_Task details_: Extract every entry word for word.

[Figure content listings]
★ ★ ★ ★

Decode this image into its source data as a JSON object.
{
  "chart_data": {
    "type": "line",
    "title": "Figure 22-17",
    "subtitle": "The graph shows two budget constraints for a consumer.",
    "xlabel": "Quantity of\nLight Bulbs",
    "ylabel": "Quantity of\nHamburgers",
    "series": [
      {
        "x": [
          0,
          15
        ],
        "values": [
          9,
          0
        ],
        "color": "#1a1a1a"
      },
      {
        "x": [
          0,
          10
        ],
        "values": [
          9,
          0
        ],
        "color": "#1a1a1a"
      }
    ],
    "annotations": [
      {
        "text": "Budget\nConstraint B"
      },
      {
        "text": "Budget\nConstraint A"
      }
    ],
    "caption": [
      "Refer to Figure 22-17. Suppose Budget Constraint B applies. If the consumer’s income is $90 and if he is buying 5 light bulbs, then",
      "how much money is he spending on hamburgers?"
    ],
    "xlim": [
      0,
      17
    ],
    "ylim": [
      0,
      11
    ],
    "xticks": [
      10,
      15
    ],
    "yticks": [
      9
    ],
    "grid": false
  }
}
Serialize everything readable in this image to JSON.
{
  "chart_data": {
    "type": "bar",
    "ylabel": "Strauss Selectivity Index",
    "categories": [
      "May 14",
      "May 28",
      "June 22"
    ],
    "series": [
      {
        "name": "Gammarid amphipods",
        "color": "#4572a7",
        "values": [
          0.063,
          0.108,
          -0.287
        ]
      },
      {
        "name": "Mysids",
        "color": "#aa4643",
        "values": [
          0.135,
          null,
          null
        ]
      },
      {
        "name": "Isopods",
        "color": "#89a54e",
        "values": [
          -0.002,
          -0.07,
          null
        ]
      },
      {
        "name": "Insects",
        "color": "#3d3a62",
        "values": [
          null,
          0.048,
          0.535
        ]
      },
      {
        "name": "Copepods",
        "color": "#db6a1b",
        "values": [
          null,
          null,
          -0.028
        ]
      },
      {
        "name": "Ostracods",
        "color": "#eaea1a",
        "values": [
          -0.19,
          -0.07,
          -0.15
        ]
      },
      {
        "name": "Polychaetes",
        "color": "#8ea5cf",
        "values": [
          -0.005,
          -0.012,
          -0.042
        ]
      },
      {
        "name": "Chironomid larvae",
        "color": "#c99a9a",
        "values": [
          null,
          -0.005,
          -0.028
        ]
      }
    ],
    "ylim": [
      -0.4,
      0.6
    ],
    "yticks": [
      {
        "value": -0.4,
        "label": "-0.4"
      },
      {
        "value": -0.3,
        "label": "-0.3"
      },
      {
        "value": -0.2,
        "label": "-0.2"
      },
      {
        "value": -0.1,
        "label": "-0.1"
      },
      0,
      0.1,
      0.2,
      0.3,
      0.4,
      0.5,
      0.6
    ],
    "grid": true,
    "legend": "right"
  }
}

★ ★ ★ ★

_Response to the task_:
Decode this image into its source data as a JSON object.
{
  "chart_data": {
    "type": "line",
    "title": "Figure 22-17",
    "subtitle": "The graph shows two budget constraints for a consumer.",
    "xlabel": "Quantity of\nLight Bulbs",
    "ylabel": "Quantity of\nHamburgers",
    "series": [
      {
        "x": [
          0,
          15
        ],
        "values": [
          9,
          0
        ],
        "color": "#1a1a1a"
      },
      {
        "x": [
          0,
          10
        ],
        "values": [
          9,
          0
        ],
        "color": "#1a1a1a"
      }
    ],
    "annotations": [
      {
        "text": "Budget\nConstraint B"
      },
      {
        "text": "Budget\nConstraint A"
      }
    ],
    "caption": [
      "Refer to Figure 22-17. Suppose Budget Constraint B applies. If the consumer’s income is $90 and if he is buying 5 light bulbs, then",
      "how much money is he spending on hamburgers?"
    ],
    "xlim": [
      0,
      17
    ],
    "ylim": [
      0,
      11
    ],
    "xticks": [
      10,
      15
    ],
    "yticks": [
      9
    ],
    "grid": false
  }
}
Serialize everything readable in this image to JSON.
{
  "chart_data": {
    "type": "bar",
    "ylabel": "Strauss Selectivity Index",
    "categories": [
      "May 14",
      "May 28",
      "June 22"
    ],
    "series": [
      {
        "name": "Gammarid amphipods",
        "color": "#4572a7",
        "values": [
          0.063,
          0.108,
          -0.287
        ]
      },
      {
        "name": "Mysids",
        "color": "#aa4643",
        "values": [
          0.135,
          null,
          null
        ]
      },
      {
        "name": "Isopods",
        "color": "#89a54e",
        "values": [
          -0.002,
          -0.07,
          null
        ]
      },
      {
        "name": "Insects",
        "color": "#3d3a62",
        "values": [
          null,
          0.048,
          0.535
        ]
      },
      {
        "name": "Copepods",
        "color": "#db6a1b",
        "values": [
          null,
          null,
          -0.028
        ]
      },
      {
        "name": "Ostracods",
        "color": "#eaea1a",
        "values": [
          -0.19,
          -0.07,
          -0.15
        ]
      },
      {
        "name": "Polychaetes",
        "color": "#8ea5cf",
        "values": [
          -0.005,
          -0.012,
          -0.042
        ]
      },
      {
        "name": "Chironomid larvae",
        "color": "#c99a9a",
        "values": [
          null,
          -0.005,
          -0.028
        ]
      }
    ],
    "ylim": [
      -0.4,
      0.6
    ],
    "yticks": [
      {
        "value": -0.4,
        "label": "-0.4"
      },
      {
        "value": -0.3,
        "label": "-0.3"
      },
      {
        "value": -0.2,
        "label": "-0.2"
      },
      {
        "value": -0.1,
        "label": "-0.1"
      },
      0,
      0.1,
      0.2,
      0.3,
      0.4,
      0.5,
      0.6
    ],
    "grid": true,
    "legend": "right"
  }
}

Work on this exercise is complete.